**Set exercise A**
Do these statements agree with the cyclist biography? (i) Geldard left school at 14. (ii) The medals were handed to the winners on the podium. (iii) He won a medal at the 1950 Empire Games. For each, answer yes or no and quote the deciding words.
**Set exercise B**
Can you write what comes next in the cyclist biography, starting after its final sentence?

**Source passage**
▼
British cyclist (1927–2018)

Robert Alan Geldard (16 April 1927 – 26 February 2018) was a British cyclist.

==Early life==
He was born in Rochdale, Lancashire. He left school at 14 and began to train as a commercial artist. As the Second World War was underway, at 17 he was recruited as a Bevin Boy (meaning that he was conscripted to work as a miner) which he continued until the start of 1948, when he returned to work as a commercial artist.

==Cycling career==
After the War, rationing was still a fact of life, but being a member of the 1948 Olympic squad, he received extra monthly food parcels which had been donated by the British Empire nations. He won a bronze medal in the team pursuit at the 1948 Summer Olympics in London, together with David Ricketts, Tommy Godwin and Wilfred Waters. The team had to provide their own equipment. At the award ceremony, the organisers had forgotten to bring the medals to the track, so the winners were presented with flowers on the podium - Alan receiving his medal through the post a few weeks later. Alan had taken three weeks off his work as a commercial artist to train for the Games, and then got married a couple of weeks later. On his return, his employer sacked him for taking too much time off. “That was my reward for winning a medal for my country,” he said. Alan was selected to represent England in the 1950 Empire Games in New Zealand: he lost the chance of a medal when he punctured in his event.
▲
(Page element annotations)
▼
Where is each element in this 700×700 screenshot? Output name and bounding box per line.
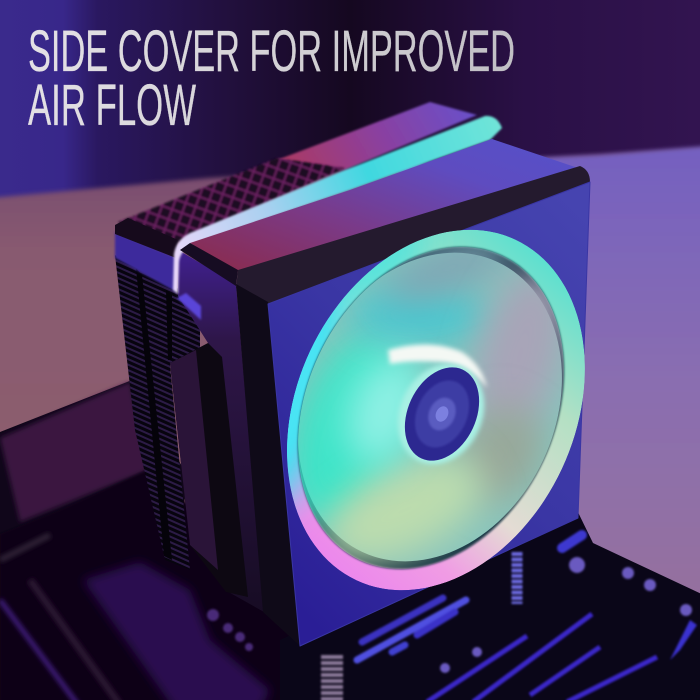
RGB fan	[287, 230, 585, 590]
cooler side wall	[178, 250, 264, 612]
board heatsink parts	[357, 535, 582, 660]
cooler top edge	[115, 218, 178, 258]
screw left	[321, 655, 343, 700]
front panel	[268, 182, 590, 646]
board traces	[0, 535, 120, 700]
fan cover top plate	[190, 139, 578, 272]
title	[28, 19, 515, 138]
fan cavity shadow	[248, 203, 614, 613]
fan blades	[298, 247, 564, 569]
light strip	[173, 116, 502, 294]
cooler side fins	[115, 232, 264, 612]
heatsink top rear plate	[277, 102, 477, 170]
blade highlight	[388, 344, 487, 388]
ring	[287, 230, 585, 590]
board beads	[207, 609, 253, 651]
screw right	[512, 552, 522, 604]
fan cover frame	[180, 166, 590, 646]
motherboard	[0, 380, 700, 700]
memory slots	[427, 614, 657, 700]
heatsink top mesh	[118, 158, 345, 250]
board dark block	[83, 562, 270, 700]
title: AIR FLOW	[28, 73, 196, 138]
hub	[382, 350, 500, 478]
capacitors	[440, 557, 692, 673]
side cover bracket	[170, 343, 248, 597]
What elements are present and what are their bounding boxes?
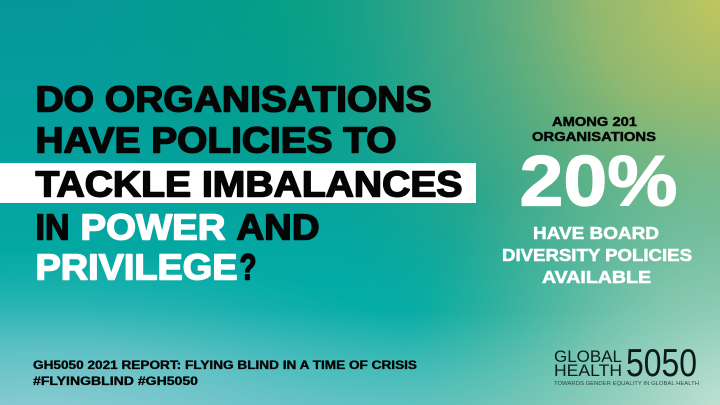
logo wordmark [554,348,622,380]
logo wordmark: GLOBAL [554,348,622,366]
heading line 3 on highlight: TACKLE IMBALANCES [36,164,462,204]
logo 5050: 5050 [626,342,697,385]
statistic panel [502,114,692,287]
stat description [502,223,692,287]
footer report text [33,360,417,388]
stat description: HAVE BOARD [533,223,659,243]
heading word: AND: AND [236,206,320,248]
logo tagline: TOWARDS GENDER EQUALITY IN GLOBAL HEALTH [554,381,699,387]
heading word: POWER: POWER [80,206,226,248]
stat description: AVAILABLE [542,267,651,287]
heading line 2: HAVE POLICIES TO [36,120,396,160]
stat intro text [532,114,656,144]
heading word: PRIVILEGE: PRIVILEGE [36,246,238,288]
stat intro text: ORGANISATIONS [532,129,656,144]
heading line 1: DO ORGANISATIONS [36,78,432,120]
stat intro text: AMONG 201 [552,114,637,129]
heading: main question [0,78,476,288]
footer report text: GH5050 2021 REPORT: FLYING BLIND IN A TIME OF CRISIS [33,360,417,372]
white highlight band [0,163,476,203]
footer report text: #FLYINGBLIND #GH5050 [33,376,198,388]
logo: Global Health 5050 [554,342,699,387]
logo wordmark: HEALTH [554,362,622,380]
heading word: IN: IN [36,206,70,248]
stat number: 20%: 20% [520,142,678,222]
stat description: DIVERSITY POLICIES [502,245,692,265]
heading question mark: ? [240,246,256,288]
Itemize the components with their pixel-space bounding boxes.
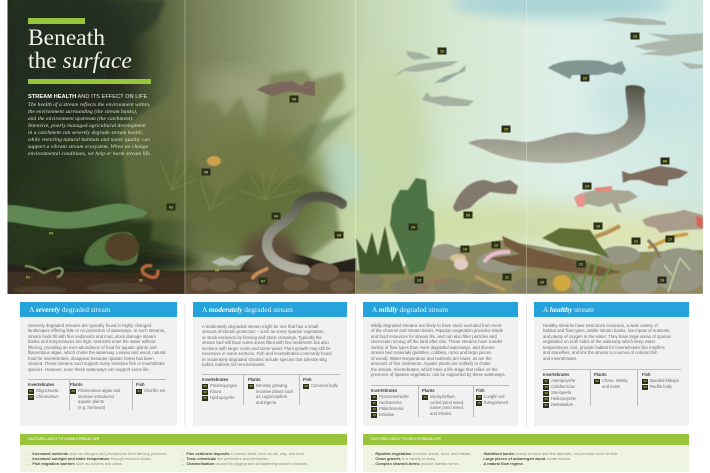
animal 01 worm bbox=[25, 266, 63, 277]
fish 24 right edge bbox=[642, 210, 703, 233]
invertebrates list: Aoteapsyche bbox=[551, 378, 575, 383]
invertebrates list: 19 bbox=[545, 391, 548, 395]
panel description: temperatures cool, provide habitat for invertebrates like mayflies bbox=[543, 345, 665, 350]
plants list: 08 bbox=[250, 384, 253, 388]
number tags in the illustration: 13 bbox=[417, 278, 421, 282]
panel description: or stock exclusion by fencing and stock crossings. Typically the bbox=[202, 335, 322, 340]
animal 06 crayfish bbox=[211, 255, 254, 266]
panel description: A moderately degraded stream might be one that has a small bbox=[202, 324, 318, 328]
invertebrates list: Deleatidium bbox=[551, 402, 573, 407]
panel description: of the channel and stream banks. Riparian vegetation provides shade bbox=[371, 328, 503, 333]
harm factors list two: – Toxic chemicals like pesticides and herbicides. bbox=[182, 456, 269, 460]
help factors list two: – Stabilised banks reduce erosion and fine deposits, and provide cover for fish. bbox=[479, 450, 618, 456]
fish list: 16 bbox=[478, 401, 481, 405]
invertebrates list: 07 bbox=[204, 396, 207, 400]
invertebrates list: Helicopsyche bbox=[551, 396, 576, 401]
panel description: filtering, providing an over-abundance of food for aquatic plants and bbox=[28, 345, 157, 350]
number tags in the illustration: 17 bbox=[668, 237, 672, 241]
fish 23 banded kokopu bbox=[548, 60, 626, 79]
plants list: and moss bbox=[602, 384, 620, 389]
illustration: stream cross-section from degraded to healthy bbox=[8, 0, 703, 294]
panel description: and plenty of oxygen in the water. They have large areas of riparian bbox=[543, 334, 671, 339]
panel description: of wood). Water temperature and nutrients are lower, as are the bbox=[371, 356, 492, 361]
fish list: Longfin eel bbox=[484, 394, 504, 399]
invertebrates list: Invertebrates bbox=[202, 377, 228, 382]
subheading: STREAM HEALTH AND ITS EFFECT ON LIFE bbox=[28, 94, 147, 100]
panel description: filamentous algae, which choke the waterway. Leaves and wood, natural bbox=[28, 350, 166, 355]
intro paragraph: environmental conditions, we help or harm stream life. bbox=[28, 151, 151, 157]
fish list: Īnānga/smelt bbox=[484, 400, 508, 405]
foliage silhouettes bbox=[110, 0, 355, 258]
number tags in the illustration: 04 bbox=[274, 214, 279, 218]
invertebrates list: 17 bbox=[545, 379, 548, 383]
grain texture bbox=[7, 0, 704, 294]
plants list: Plants bbox=[248, 377, 261, 382]
invertebrates list bbox=[543, 372, 576, 408]
number tags in the illustration: 01 bbox=[26, 275, 30, 279]
animal: longfin eel 15 bbox=[468, 85, 645, 163]
fish list: 23 bbox=[644, 379, 647, 383]
panel description: food for invertebrates, disappear because riparian forest has been bbox=[28, 356, 154, 361]
plants list: 14 bbox=[424, 395, 427, 399]
harm factors body bbox=[20, 445, 347, 472]
help factors list two: – Large pieces of submerged wood create habitat. bbox=[479, 456, 571, 460]
number tags in the illustration: 16 bbox=[633, 34, 637, 38]
invertebrates list bbox=[202, 377, 237, 401]
fish list: Redfin bully bbox=[650, 384, 672, 389]
number tags in the illustration: 05 bbox=[204, 170, 208, 174]
number tags in the illustration bbox=[26, 32, 674, 286]
intro paragraph bbox=[28, 102, 151, 157]
invertebrates list: 10 bbox=[373, 395, 376, 399]
panel: mildly degraded stream bbox=[363, 302, 518, 426]
invertebrates list: Invertebrates bbox=[543, 372, 569, 377]
help factors header: FACTORS LIKELY TO HELP STREAM LIFE bbox=[371, 437, 441, 441]
invertebrates list: Potamopyrgus bbox=[210, 383, 237, 388]
panel description bbox=[202, 324, 332, 367]
panel: healthy stream bbox=[534, 302, 689, 426]
number tags in the illustration: 19 bbox=[660, 278, 664, 282]
green aquatic plant bbox=[570, 255, 612, 292]
panel description: amount of stream protection – such as some riparian vegetation, bbox=[202, 329, 325, 334]
invertebrates list: 06 bbox=[204, 390, 207, 394]
panel description: the stream. Invertebrates, which have a life stage that relies on the bbox=[371, 367, 498, 372]
plants list: as Lagarosiphon bbox=[256, 394, 287, 399]
title: the surface bbox=[28, 48, 132, 74]
harm factors list two: – Fine sediment deposits in stream beds, such as silt, clay, and mud. bbox=[182, 450, 305, 456]
intro paragraph: while restoring natural habitats and water quality can bbox=[28, 137, 150, 143]
fish list: 09 bbox=[305, 384, 308, 388]
panel description: variety of flow types than more degraded waterways, and diverse bbox=[371, 345, 495, 350]
panel description bbox=[543, 322, 671, 361]
feathery plant fronds bbox=[160, 155, 300, 210]
page fold lines bbox=[185, 0, 526, 294]
number tags in the illustration: 06 bbox=[215, 268, 219, 272]
clump of algae on rock bbox=[105, 233, 139, 261]
panel description: Mildly degraded streams are likely to have stock excluded from most bbox=[371, 322, 501, 328]
plants list bbox=[70, 382, 120, 410]
ground: healthy stream rocks, grasses and wood bbox=[356, 178, 710, 295]
fallen wood bbox=[488, 236, 622, 276]
panel description: and invertebrates. bbox=[543, 356, 577, 361]
fish list: Banded kōkopu bbox=[650, 378, 679, 383]
number tags in the illustration: 09 bbox=[292, 97, 296, 101]
help factors body bbox=[363, 445, 689, 472]
plants list: and Elodea bbox=[430, 411, 451, 416]
invertebrates list: Hydropsyche bbox=[210, 395, 234, 400]
invertebrates list: Pycnocentrodes bbox=[379, 394, 409, 399]
number tags in the illustration: 08 bbox=[337, 233, 341, 237]
number tags in the illustration: 21 bbox=[634, 239, 638, 243]
fish list bbox=[476, 388, 508, 406]
number tags in the illustration: 04 bbox=[49, 231, 54, 235]
harm factors list two bbox=[182, 450, 308, 466]
panel description: cleared. These streams can't support many sensitive fish or invertebrate bbox=[28, 361, 165, 366]
fish list: Fish bbox=[136, 382, 145, 387]
invertebrates list: 12 bbox=[373, 407, 376, 411]
fish 09 right bbox=[622, 166, 688, 186]
fish list: 15 bbox=[478, 395, 481, 399]
invertebrates list: 18 bbox=[545, 385, 548, 389]
fish list: Common bully bbox=[311, 383, 338, 388]
fish list: Fish bbox=[303, 377, 312, 382]
panel description: landscapes offering little or no protection of waterways. In such streams, bbox=[28, 328, 165, 333]
number tags in the illustration: 09 bbox=[466, 213, 470, 217]
animal: left shortfin eel bbox=[7, 204, 148, 229]
help factors list one: – Riparian vegetation provides shade, food, and habitat. bbox=[371, 450, 471, 456]
fish list: 04 bbox=[138, 389, 141, 393]
harm factors list one: – Increased sunlight and water temperature through reduced shade. bbox=[28, 456, 152, 460]
plants list: and Egeria bbox=[256, 400, 276, 405]
ground: degraded silt and cobbles bbox=[7, 231, 356, 294]
invertebrates of the healthier stream bbox=[416, 226, 688, 292]
harm factors list one: – Increased nutrients such as nitrogen and phosphorus from farming practices. bbox=[28, 450, 168, 456]
panel description: habitat and flow types, stable stream banks, low inputs of nutrients, bbox=[543, 328, 671, 333]
panel description bbox=[28, 322, 166, 372]
long green bar bbox=[28, 79, 151, 84]
fish list bbox=[303, 377, 338, 389]
plants list: native pond weed, bbox=[430, 405, 464, 410]
panel description: Severely degraded streams are typically found in highly changed bbox=[28, 322, 151, 328]
invertebrates list: Elmidae bbox=[379, 412, 394, 417]
title bbox=[28, 25, 132, 74]
fish 09 lower bbox=[453, 180, 518, 212]
panel: severely degraded stream bbox=[20, 302, 177, 426]
tall plant 14 bbox=[390, 178, 435, 275]
panel description: stream beds fill with fine sediments and mud, stock damage stream bbox=[28, 334, 156, 339]
plants list: invasive plants such bbox=[256, 389, 293, 394]
plants list: aquatic plants bbox=[78, 399, 104, 404]
panel description: banks and temperatures are high. Nutrients enter the water without bbox=[28, 339, 155, 344]
panel description: presence of riparian vegetation, can be supported by these waterways. bbox=[371, 372, 506, 377]
harm factors header: FACTORS LIKELY TO HARM STREAM LIFE bbox=[28, 437, 99, 441]
invertebrates list: 02 bbox=[30, 395, 33, 399]
number tags in the illustration: 02 bbox=[139, 278, 143, 282]
number tags in the illustration: 16 bbox=[440, 49, 444, 53]
panel: moderately degraded stream bbox=[193, 302, 347, 426]
fish list: Fish bbox=[642, 372, 651, 377]
panel heading: A severely degraded stream bbox=[29, 305, 110, 314]
intro paragraph: Intensive, poorly managed agricultural development bbox=[28, 123, 146, 129]
panel heading bbox=[193, 302, 347, 317]
help factors list one: – Clean gravels in a variety of sizes. bbox=[371, 456, 436, 460]
factors harming stream life bbox=[20, 434, 347, 472]
fish 16 group right bbox=[602, 17, 703, 69]
invertebrates list: 05 bbox=[204, 384, 207, 388]
animal 05 snail bbox=[207, 156, 221, 166]
number tags in the illustration: 09 bbox=[663, 159, 667, 163]
invertebrates list: Stenoperla bbox=[551, 390, 571, 395]
panel description: and food resources for stream life, and can also filter particles and bbox=[371, 334, 497, 339]
animal 07 larva bbox=[252, 268, 268, 279]
plants list: Chara, Nitella, bbox=[602, 378, 629, 383]
invertebrates list: Coloburiscus bbox=[551, 384, 575, 389]
number tags in the illustration: 22 bbox=[579, 262, 583, 266]
plants list: curled pond weed, bbox=[430, 400, 464, 405]
invertebrates list bbox=[371, 388, 409, 418]
intro paragraph: support a vibrant stream ecosystem. When we change bbox=[28, 144, 148, 150]
panel description bbox=[371, 322, 506, 377]
number tags in the illustration: 11 bbox=[505, 275, 509, 279]
panel heading: A mildly degraded stream bbox=[372, 305, 448, 314]
number tags in the illustration: 03 bbox=[169, 205, 173, 209]
animal: fish in mud bbox=[84, 232, 138, 266]
water background bbox=[0, 0, 710, 294]
harm factors list one: – Fish migration barriers such as culverts and dams. bbox=[28, 460, 123, 466]
fish 16 group left bbox=[394, 51, 474, 106]
panel description: in moderately degraded streams include species that tolerate silty, bbox=[202, 357, 328, 362]
panel description: species. However, even these waterways can support some life. bbox=[28, 367, 150, 372]
plants list: Plants bbox=[422, 388, 435, 393]
intro paragraph: the environment surrounding (the stream banks), bbox=[28, 109, 137, 115]
help factors list one bbox=[371, 450, 471, 466]
invertebrates list: Ptilochorema bbox=[379, 406, 403, 411]
fish list: Fish bbox=[476, 388, 485, 393]
number tags in the illustration: 14 bbox=[411, 225, 416, 229]
number tags in the illustration: 10 bbox=[463, 247, 467, 251]
animal: grey eel 04 bbox=[267, 197, 342, 270]
factors helping stream life bbox=[363, 434, 689, 472]
moss mound bbox=[542, 228, 610, 258]
panel description: stream bed will have some areas filled with fine sediments but also bbox=[202, 340, 329, 345]
invertebrates list: 13 bbox=[373, 413, 376, 417]
number tags in the illustration: 07 bbox=[261, 279, 265, 283]
animal 02 worm bbox=[142, 266, 158, 277]
harm factors header bbox=[20, 434, 347, 445]
number tags in the illustration: 20 bbox=[540, 280, 544, 284]
fish list bbox=[136, 382, 165, 394]
intro block bbox=[28, 18, 151, 157]
plants list: invasive introduced bbox=[78, 394, 114, 399]
plants list: 22 bbox=[596, 379, 599, 383]
invertebrates list: Oligochaeta bbox=[36, 388, 58, 393]
help factors list two bbox=[479, 450, 618, 466]
plants list bbox=[594, 372, 629, 389]
invertebrates list: 20 bbox=[545, 397, 548, 401]
panel description: sections with larger rocks and some wood. Plant growth may still be bbox=[202, 346, 331, 351]
invertebrates list: Hudsonema bbox=[379, 400, 402, 405]
number tags in the illustration: 24 bbox=[585, 184, 590, 188]
short green bar bbox=[28, 18, 85, 24]
fish list: 24 bbox=[644, 385, 647, 389]
plants list: Plants bbox=[594, 372, 607, 377]
intro paragraph: in a catchment can severely degrade stream health, bbox=[28, 130, 143, 136]
panel heading bbox=[363, 302, 518, 317]
number tags in the illustration: 15 bbox=[504, 127, 508, 131]
number tags in the illustration: 18 bbox=[596, 224, 600, 228]
invertebrates list: Chironomus bbox=[36, 394, 59, 399]
plants list: Filamentous algae and bbox=[78, 388, 120, 393]
plants list bbox=[422, 388, 464, 416]
grass clump bbox=[356, 226, 405, 274]
panel heading: A moderately degraded stream bbox=[202, 305, 293, 314]
help factors header bbox=[363, 434, 689, 445]
harm factors list two: – Channelisation caused by digging and straightening stream channels. bbox=[182, 460, 308, 466]
number tags in the illustration: 12 bbox=[494, 243, 498, 247]
help factors list one: – Complex channel-forms provide habitat niches. bbox=[371, 460, 460, 466]
intro paragraph: and the environment upstream (the catchment). bbox=[28, 116, 134, 122]
plants list: (e.g. hornwort) bbox=[78, 405, 105, 410]
fish list: Shortfin eel bbox=[144, 388, 165, 393]
plants list: Densely growing bbox=[256, 383, 287, 388]
plants list bbox=[248, 377, 294, 405]
panel description: chemicals running off the land after rain. These streams have a wider bbox=[371, 339, 502, 344]
fish 24 redfin bully bbox=[574, 186, 638, 213]
panel description: vegetation on both sides of the waterway which keep water bbox=[543, 339, 655, 344]
panel description: amounts of fine sediments. Aquatic plants are unlikely to choke bbox=[371, 361, 491, 366]
number tags in the illustration: 23 bbox=[583, 76, 587, 80]
fish list bbox=[642, 372, 679, 390]
panel description: stream bed materials (pebbles, cobbles, rocks and large pieces bbox=[371, 350, 491, 355]
panel description: Healthy streams have total stock exclusion, a wide variety of bbox=[543, 322, 658, 328]
panel heading: A healthy stream bbox=[543, 305, 594, 314]
invertebrates list bbox=[28, 382, 59, 400]
plants list: 03 bbox=[72, 389, 75, 393]
invertebrates list: 01 bbox=[30, 389, 33, 393]
invertebrates list: 11 bbox=[373, 401, 376, 405]
fish 09 upper bbox=[257, 81, 315, 96]
plants list: Myriophyllum, bbox=[430, 394, 456, 399]
panel heading bbox=[20, 302, 177, 317]
panel description: excessive in some sections. Fish and invertebrates commonly found bbox=[202, 351, 332, 356]
invertebrates list: Kōura bbox=[210, 389, 221, 394]
title: Beneath bbox=[28, 25, 105, 51]
help factors list two: – A natural flow regime. bbox=[479, 460, 524, 466]
invertebrates list: 21 bbox=[545, 403, 548, 407]
plants list: Plants bbox=[70, 382, 83, 387]
harm factors list one bbox=[28, 450, 168, 466]
panel heading bbox=[534, 302, 689, 317]
invertebrates list: Invertebrates bbox=[371, 388, 397, 393]
panel description: and stoneflies, and link the stream to sources of colonist fish bbox=[543, 350, 658, 355]
invertebrates list: Invertebrates bbox=[28, 382, 54, 387]
panel description: turbid, nutrient rich environments. bbox=[202, 362, 266, 367]
intro paragraph: The health of a stream reflects the environment within, bbox=[28, 102, 151, 108]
▲
**Task result A**
(i) Yes: "He left school at 14"
(ii) No: "the organisers had forgotten to bring the medals to the track, so the winners were presented with flowers on the podium"
(iii) No: "he lost the chance of a medal when he punctured in his event"

**Task result B**
After his racing career, Alan was involved in coaching. He was a club coach to two Manchester cycling clubs, Abbotsford Park RC and Altrincham RC: with the latter, he notably trained a group of non-specialist riders (Ian Donohue, Nigel Redmile, Ian Binder and John Herety) to gain silver medal in the National Team Pursuit Championships in both 1979 and 1980. He notably worked alongside, and was a good friend of the Senior Coach Harold "H" Nelson, providing Nelson's riders with specialist track coaching when requested.

In the buildup to the 2012 Summer Olympics (London), during a relay of the Olympic Torch around the UK, Alan handed the torch to Sebastian Coe, chairman of the London Organising Committee for the Olympic Games.

==Personal life==

Geldard married Enid in 1948 and together they had three children. He suffered a stroke in 2001. Geldard died in February 2018 at the age of 90.

== Palmarès ==

- 1945
British Junior Massed Start Road Race Champion
- 1947
National Team Pursuit title (Manchester Wheelers)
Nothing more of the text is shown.